*Exercise requirements:*
Go through the entries below and collect each line with the string "Connect" in it.

[Dataset entries]
========

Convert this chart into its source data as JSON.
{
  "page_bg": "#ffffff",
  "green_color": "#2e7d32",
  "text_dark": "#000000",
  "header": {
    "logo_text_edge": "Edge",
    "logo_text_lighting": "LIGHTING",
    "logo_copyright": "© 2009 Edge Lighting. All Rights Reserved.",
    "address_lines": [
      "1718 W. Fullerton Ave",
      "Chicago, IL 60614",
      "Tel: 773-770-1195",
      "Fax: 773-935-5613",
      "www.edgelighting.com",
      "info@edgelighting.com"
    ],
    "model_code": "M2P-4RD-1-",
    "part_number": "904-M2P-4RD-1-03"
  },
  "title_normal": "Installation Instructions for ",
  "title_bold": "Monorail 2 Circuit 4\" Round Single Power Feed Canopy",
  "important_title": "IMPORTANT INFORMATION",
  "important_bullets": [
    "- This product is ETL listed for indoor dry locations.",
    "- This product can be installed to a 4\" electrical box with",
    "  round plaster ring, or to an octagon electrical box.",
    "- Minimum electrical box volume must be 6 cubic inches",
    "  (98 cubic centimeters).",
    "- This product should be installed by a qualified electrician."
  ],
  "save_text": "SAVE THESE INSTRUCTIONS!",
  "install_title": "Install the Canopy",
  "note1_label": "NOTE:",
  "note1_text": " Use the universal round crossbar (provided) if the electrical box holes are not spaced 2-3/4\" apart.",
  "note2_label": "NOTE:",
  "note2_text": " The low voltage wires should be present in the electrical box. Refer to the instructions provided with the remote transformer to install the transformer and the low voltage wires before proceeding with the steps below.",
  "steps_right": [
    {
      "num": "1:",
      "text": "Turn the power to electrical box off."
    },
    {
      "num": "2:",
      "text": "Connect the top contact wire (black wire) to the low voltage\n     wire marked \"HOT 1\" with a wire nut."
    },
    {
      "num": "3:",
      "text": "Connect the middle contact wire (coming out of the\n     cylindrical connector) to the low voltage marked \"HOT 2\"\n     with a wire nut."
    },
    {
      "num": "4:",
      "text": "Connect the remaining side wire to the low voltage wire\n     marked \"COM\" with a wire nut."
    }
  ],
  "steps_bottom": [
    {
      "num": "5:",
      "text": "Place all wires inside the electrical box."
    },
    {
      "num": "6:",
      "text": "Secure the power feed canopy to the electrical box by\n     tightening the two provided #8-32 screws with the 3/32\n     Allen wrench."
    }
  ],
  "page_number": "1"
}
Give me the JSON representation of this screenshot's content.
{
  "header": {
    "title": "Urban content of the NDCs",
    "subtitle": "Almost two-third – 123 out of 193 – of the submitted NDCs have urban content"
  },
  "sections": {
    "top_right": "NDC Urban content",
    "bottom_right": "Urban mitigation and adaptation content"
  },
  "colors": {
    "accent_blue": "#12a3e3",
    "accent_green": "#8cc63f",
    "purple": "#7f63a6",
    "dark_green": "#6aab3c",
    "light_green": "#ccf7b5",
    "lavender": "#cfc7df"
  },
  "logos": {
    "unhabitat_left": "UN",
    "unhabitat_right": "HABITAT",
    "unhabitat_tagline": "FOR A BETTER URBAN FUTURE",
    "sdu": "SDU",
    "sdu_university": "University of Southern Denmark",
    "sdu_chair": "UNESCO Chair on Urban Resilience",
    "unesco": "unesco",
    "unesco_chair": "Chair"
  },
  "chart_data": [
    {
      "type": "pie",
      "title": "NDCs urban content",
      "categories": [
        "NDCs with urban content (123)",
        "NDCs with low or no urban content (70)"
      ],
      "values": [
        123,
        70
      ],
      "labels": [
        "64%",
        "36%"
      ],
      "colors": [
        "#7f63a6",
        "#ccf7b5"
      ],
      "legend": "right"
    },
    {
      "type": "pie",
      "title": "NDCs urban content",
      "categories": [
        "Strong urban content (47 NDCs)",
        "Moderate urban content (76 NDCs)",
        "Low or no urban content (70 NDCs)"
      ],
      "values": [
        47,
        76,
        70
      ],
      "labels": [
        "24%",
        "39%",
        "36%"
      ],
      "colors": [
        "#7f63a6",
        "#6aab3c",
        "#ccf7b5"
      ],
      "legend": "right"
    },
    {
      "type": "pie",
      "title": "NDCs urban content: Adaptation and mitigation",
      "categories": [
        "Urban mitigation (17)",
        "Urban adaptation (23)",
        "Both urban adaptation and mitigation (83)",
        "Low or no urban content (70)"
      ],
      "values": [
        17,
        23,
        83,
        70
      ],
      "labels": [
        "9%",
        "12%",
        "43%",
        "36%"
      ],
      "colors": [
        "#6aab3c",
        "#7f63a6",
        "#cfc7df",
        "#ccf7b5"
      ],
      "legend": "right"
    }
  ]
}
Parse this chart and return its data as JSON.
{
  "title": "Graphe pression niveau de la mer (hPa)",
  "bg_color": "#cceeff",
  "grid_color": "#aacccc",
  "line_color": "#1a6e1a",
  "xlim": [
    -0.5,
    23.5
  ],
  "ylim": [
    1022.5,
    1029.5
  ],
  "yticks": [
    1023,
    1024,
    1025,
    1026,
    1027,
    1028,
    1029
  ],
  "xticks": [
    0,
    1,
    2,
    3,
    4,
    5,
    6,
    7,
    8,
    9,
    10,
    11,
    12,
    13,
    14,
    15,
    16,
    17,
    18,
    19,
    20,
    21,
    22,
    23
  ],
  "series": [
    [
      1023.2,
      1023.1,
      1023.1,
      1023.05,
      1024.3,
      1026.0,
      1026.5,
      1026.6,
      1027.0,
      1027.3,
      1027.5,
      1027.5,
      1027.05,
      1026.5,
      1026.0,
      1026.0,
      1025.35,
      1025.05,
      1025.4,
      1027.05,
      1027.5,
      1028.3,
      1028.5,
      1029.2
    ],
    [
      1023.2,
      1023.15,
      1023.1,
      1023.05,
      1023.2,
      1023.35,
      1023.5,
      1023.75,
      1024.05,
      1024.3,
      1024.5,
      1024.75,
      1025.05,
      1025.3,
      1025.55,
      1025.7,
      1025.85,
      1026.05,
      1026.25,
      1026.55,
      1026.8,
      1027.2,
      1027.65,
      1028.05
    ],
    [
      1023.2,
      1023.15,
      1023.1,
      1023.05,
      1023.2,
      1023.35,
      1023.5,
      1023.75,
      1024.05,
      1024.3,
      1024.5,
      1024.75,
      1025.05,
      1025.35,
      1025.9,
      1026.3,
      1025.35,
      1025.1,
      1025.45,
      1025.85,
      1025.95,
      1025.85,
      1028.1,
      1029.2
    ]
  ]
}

========

*Response to this exercise:*
      "text": "Connect the top contact wire (black wire) to the low voltage\n     wire marked \"HOT 1\" with a wire nut."
      "text": "Connect the middle contact wire (coming out of the\n     cylindrical connector) to the low voltage marked \"HOT 2\"\n     with a wire nut."
      "text": "Connect the remaining side wire to the low voltage wire\n     marked \"COM\" with a wire nut."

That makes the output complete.